Brief: Reproduce every entry in the listing without alteration.

Saved data entries:
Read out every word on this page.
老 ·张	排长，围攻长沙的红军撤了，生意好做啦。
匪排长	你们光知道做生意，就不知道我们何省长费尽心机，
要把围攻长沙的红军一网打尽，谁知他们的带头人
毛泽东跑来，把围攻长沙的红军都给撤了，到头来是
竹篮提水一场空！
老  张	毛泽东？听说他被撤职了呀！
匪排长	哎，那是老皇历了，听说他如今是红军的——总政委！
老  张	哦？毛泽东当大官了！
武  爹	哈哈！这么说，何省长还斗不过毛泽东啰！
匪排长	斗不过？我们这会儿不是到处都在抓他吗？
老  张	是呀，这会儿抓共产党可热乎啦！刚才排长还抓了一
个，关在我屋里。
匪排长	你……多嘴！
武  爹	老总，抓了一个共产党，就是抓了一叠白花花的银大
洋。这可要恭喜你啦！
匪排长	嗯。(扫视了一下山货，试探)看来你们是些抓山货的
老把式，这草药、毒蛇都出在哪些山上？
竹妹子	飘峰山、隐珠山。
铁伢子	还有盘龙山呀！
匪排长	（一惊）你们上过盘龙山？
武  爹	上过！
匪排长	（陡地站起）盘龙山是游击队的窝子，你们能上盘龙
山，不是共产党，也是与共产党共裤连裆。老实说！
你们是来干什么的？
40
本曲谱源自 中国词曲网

Exercise answer:
Read out every word on this page.
老 ·张	排长，围攻长沙的红军撤了，生意好做啦。
匪排长	你们光知道做生意，就不知道我们何省长费尽心机，
要把围攻长沙的红军一网打尽，谁知他们的带头人
毛泽东跑来，把围攻长沙的红军都给撤了，到头来是
竹篮提水一场空！
老  张	毛泽东？听说他被撤职了呀！
匪排长	哎，那是老皇历了，听说他如今是红军的——总政委！
老  张	哦？毛泽东当大官了！
武  爹	哈哈！这么说，何省长还斗不过毛泽东啰！
匪排长	斗不过？我们这会儿不是到处都在抓他吗？
老  张	是呀，这会儿抓共产党可热乎啦！刚才排长还抓了一
个，关在我屋里。
匪排长	你……多嘴！
武  爹	老总，抓了一个共产党，就是抓了一叠白花花的银大
洋。这可要恭喜你啦！
匪排长	嗯。(扫视了一下山货，试探)看来你们是些抓山货的
老把式，这草药、毒蛇都出在哪些山上？
竹妹子	飘峰山、隐珠山。
铁伢子	还有盘龙山呀！
匪排长	（一惊）你们上过盘龙山？
武  爹	上过！
匪排长	（陡地站起）盘龙山是游击队的窝子，你们能上盘龙
山，不是共产党，也是与共产党共裤连裆。老实说！
你们是来干什么的？
40
本曲谱源自 中国词曲网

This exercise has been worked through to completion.